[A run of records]
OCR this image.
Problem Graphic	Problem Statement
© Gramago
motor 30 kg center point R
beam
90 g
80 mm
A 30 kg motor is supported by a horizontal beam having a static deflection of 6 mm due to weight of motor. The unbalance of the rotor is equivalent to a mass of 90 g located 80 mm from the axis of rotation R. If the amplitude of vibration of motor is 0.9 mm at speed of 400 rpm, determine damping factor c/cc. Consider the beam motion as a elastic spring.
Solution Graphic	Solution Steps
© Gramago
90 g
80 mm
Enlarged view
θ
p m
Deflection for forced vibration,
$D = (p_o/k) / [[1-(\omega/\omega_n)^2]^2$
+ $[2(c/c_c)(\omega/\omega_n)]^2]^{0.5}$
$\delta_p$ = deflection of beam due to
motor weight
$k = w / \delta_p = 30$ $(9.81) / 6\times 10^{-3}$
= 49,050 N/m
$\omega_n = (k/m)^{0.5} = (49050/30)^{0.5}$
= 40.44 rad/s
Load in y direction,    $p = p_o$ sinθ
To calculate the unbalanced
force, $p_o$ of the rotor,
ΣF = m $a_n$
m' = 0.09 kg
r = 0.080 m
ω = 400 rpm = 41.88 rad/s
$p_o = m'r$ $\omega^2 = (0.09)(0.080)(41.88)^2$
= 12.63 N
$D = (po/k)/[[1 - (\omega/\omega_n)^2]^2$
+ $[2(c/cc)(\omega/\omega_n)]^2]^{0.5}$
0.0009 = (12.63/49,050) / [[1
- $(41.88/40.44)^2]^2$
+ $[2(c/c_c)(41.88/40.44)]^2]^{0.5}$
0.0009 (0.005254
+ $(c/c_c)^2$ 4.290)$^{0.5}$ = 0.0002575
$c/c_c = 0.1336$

EXERCISE INSTRUCTIONS:
Retype every record above exactly as written.

RESULT:
OCR this image.
Problem Graphic	Problem Statement
© Gramago
motor 30 kg center point R
beam
90 g
80 mm
A 30 kg motor is supported by a horizontal beam having a static deflection of 6 mm due to weight of motor. The unbalance of the rotor is equivalent to a mass of 90 g located 80 mm from the axis of rotation R. If the amplitude of vibration of motor is 0.9 mm at speed of 400 rpm, determine damping factor c/cc. Consider the beam motion as a elastic spring.
Solution Graphic	Solution Steps
© Gramago
90 g
80 mm
Enlarged view
θ
p m
Deflection for forced vibration,
$D = (p_o/k) / [[1-(\omega/\omega_n)^2]^2$
+ $[2(c/c_c)(\omega/\omega_n)]^2]^{0.5}$
$\delta_p$ = deflection of beam due to
motor weight
$k = w / \delta_p = 30$ $(9.81) / 6\times 10^{-3}$
= 49,050 N/m
$\omega_n = (k/m)^{0.5} = (49050/30)^{0.5}$
= 40.44 rad/s
Load in y direction,    $p = p_o$ sinθ
To calculate the unbalanced
force, $p_o$ of the rotor,
ΣF = m $a_n$
m' = 0.09 kg
r = 0.080 m
ω = 400 rpm = 41.88 rad/s
$p_o = m'r$ $\omega^2 = (0.09)(0.080)(41.88)^2$
= 12.63 N
$D = (po/k)/[[1 - (\omega/\omega_n)^2]^2$
+ $[2(c/cc)(\omega/\omega_n)]^2]^{0.5}$
0.0009 = (12.63/49,050) / [[1
- $(41.88/40.44)^2]^2$
+ $[2(c/c_c)(41.88/40.44)]^2]^{0.5}$
0.0009 (0.005254
+ $(c/c_c)^2$ 4.290)$^{0.5}$ = 0.0002575
$c/c_c = 0.1336$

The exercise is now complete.